#### [Set problem]
Each entry below is to be printed verbatim.

#### [Input records]
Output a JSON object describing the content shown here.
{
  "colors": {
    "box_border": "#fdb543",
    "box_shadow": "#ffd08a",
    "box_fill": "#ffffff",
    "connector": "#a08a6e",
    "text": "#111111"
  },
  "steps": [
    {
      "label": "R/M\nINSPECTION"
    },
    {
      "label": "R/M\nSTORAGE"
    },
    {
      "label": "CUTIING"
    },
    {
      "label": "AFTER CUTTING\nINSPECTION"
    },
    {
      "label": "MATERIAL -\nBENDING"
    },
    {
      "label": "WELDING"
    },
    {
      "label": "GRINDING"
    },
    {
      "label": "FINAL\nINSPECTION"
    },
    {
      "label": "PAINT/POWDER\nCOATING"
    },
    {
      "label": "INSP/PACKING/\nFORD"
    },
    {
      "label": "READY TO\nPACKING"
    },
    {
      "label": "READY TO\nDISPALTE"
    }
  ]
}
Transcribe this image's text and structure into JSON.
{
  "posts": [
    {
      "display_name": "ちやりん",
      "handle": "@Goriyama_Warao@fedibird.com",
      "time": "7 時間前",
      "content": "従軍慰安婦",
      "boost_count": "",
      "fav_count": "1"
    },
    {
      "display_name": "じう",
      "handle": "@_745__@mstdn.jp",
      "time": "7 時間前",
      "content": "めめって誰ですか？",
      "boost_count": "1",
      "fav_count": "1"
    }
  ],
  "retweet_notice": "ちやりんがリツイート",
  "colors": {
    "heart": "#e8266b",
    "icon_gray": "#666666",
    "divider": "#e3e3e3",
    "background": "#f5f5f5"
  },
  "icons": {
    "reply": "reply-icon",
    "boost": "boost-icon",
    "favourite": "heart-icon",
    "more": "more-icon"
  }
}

#### [Task result]
Output a JSON object describing the content shown here.
{
  "colors": {
    "box_border": "#fdb543",
    "box_shadow": "#ffd08a",
    "box_fill": "#ffffff",
    "connector": "#a08a6e",
    "text": "#111111"
  },
  "steps": [
    {
      "label": "R/M\nINSPECTION"
    },
    {
      "label": "R/M\nSTORAGE"
    },
    {
      "label": "CUTIING"
    },
    {
      "label": "AFTER CUTTING\nINSPECTION"
    },
    {
      "label": "MATERIAL -\nBENDING"
    },
    {
      "label": "WELDING"
    },
    {
      "label": "GRINDING"
    },
    {
      "label": "FINAL\nINSPECTION"
    },
    {
      "label": "PAINT/POWDER\nCOATING"
    },
    {
      "label": "INSP/PACKING/\nFORD"
    },
    {
      "label": "READY TO\nPACKING"
    },
    {
      "label": "READY TO\nDISPALTE"
    }
  ]
}
Transcribe this image's text and structure into JSON.
{
  "posts": [
    {
      "display_name": "ちやりん",
      "handle": "@Goriyama_Warao@fedibird.com",
      "time": "7 時間前",
      "content": "従軍慰安婦",
      "boost_count": "",
      "fav_count": "1"
    },
    {
      "display_name": "じう",
      "handle": "@_745__@mstdn.jp",
      "time": "7 時間前",
      "content": "めめって誰ですか？",
      "boost_count": "1",
      "fav_count": "1"
    }
  ],
  "retweet_notice": "ちやりんがリツイート",
  "colors": {
    "heart": "#e8266b",
    "icon_gray": "#666666",
    "divider": "#e3e3e3",
    "background": "#f5f5f5"
  },
  "icons": {
    "reply": "reply-icon",
    "boost": "boost-icon",
    "favourite": "heart-icon",
    "more": "more-icon"
  }
}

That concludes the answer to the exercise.